<<<<

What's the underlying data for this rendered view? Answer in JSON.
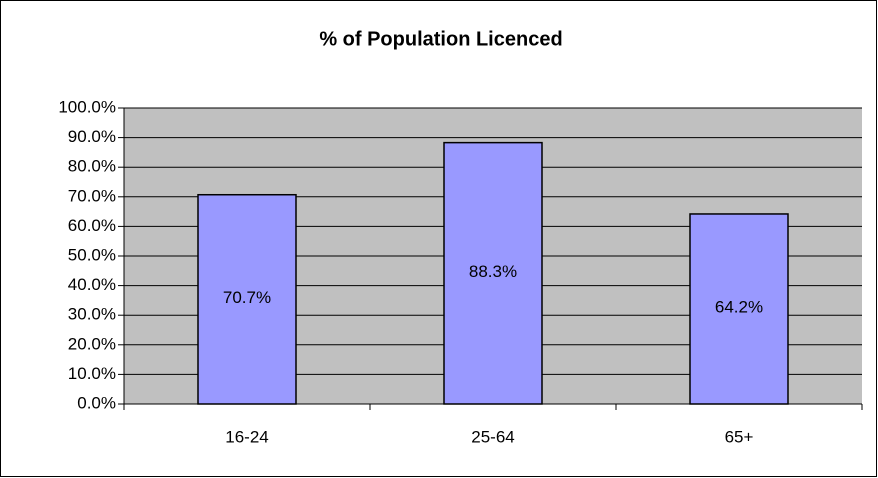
{
  "chart_data": {
    "type": "bar",
    "title": "% of Population Licenced",
    "categories": [
      "16-24",
      "25-64",
      "65+"
    ],
    "values": [
      70.7,
      88.3,
      64.2
    ],
    "value_labels": [
      "70.7%",
      "88.3%",
      "64.2%"
    ],
    "color": "#9999ff",
    "ylim": [
      0,
      100
    ],
    "yticks": [
      {
        "value": 0,
        "label": "0.0%"
      },
      {
        "value": 10,
        "label": "10.0%"
      },
      {
        "value": 20,
        "label": "20.0%"
      },
      {
        "value": 30,
        "label": "30.0%"
      },
      {
        "value": 40,
        "label": "40.0%"
      },
      {
        "value": 50,
        "label": "50.0%"
      },
      {
        "value": 60,
        "label": "60.0%"
      },
      {
        "value": 70,
        "label": "70.0%"
      },
      {
        "value": 80,
        "label": "80.0%"
      },
      {
        "value": 90,
        "label": "90.0%"
      },
      {
        "value": 100,
        "label": "100.0%"
      }
    ],
    "grid": true
  }
}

>>>>

» **Exercise**: The pictures should not appear in the copy; every other part of the records above must be returned exactly.

» **Solution**:
What's the underlying data for this rendered view? Answer in JSON.
{
  "chart_data": {
    "type": "bar",
    "title": "% of Population Licenced",
    "categories": [
      "16-24",
      "25-64",
      "65+"
    ],
    "values": [
      70.7,
      88.3,
      64.2
    ],
    "value_labels": [
      "70.7%",
      "88.3%",
      "64.2%"
    ],
    "color": "#9999ff",
    "ylim": [
      0,
      100
    ],
    "yticks": [
      {
        "value": 0,
        "label": "0.0%"
      },
      {
        "value": 10,
        "label": "10.0%"
      },
      {
        "value": 20,
        "label": "20.0%"
      },
      {
        "value": 30,
        "label": "30.0%"
      },
      {
        "value": 40,
        "label": "40.0%"
      },
      {
        "value": 50,
        "label": "50.0%"
      },
      {
        "value": 60,
        "label": "60.0%"
      },
      {
        "value": 70,
        "label": "70.0%"
      },
      {
        "value": 80,
        "label": "80.0%"
      },
      {
        "value": 90,
        "label": "90.0%"
      },
      {
        "value": 100,
        "label": "100.0%"
      }
    ],
    "grid": true
  }
}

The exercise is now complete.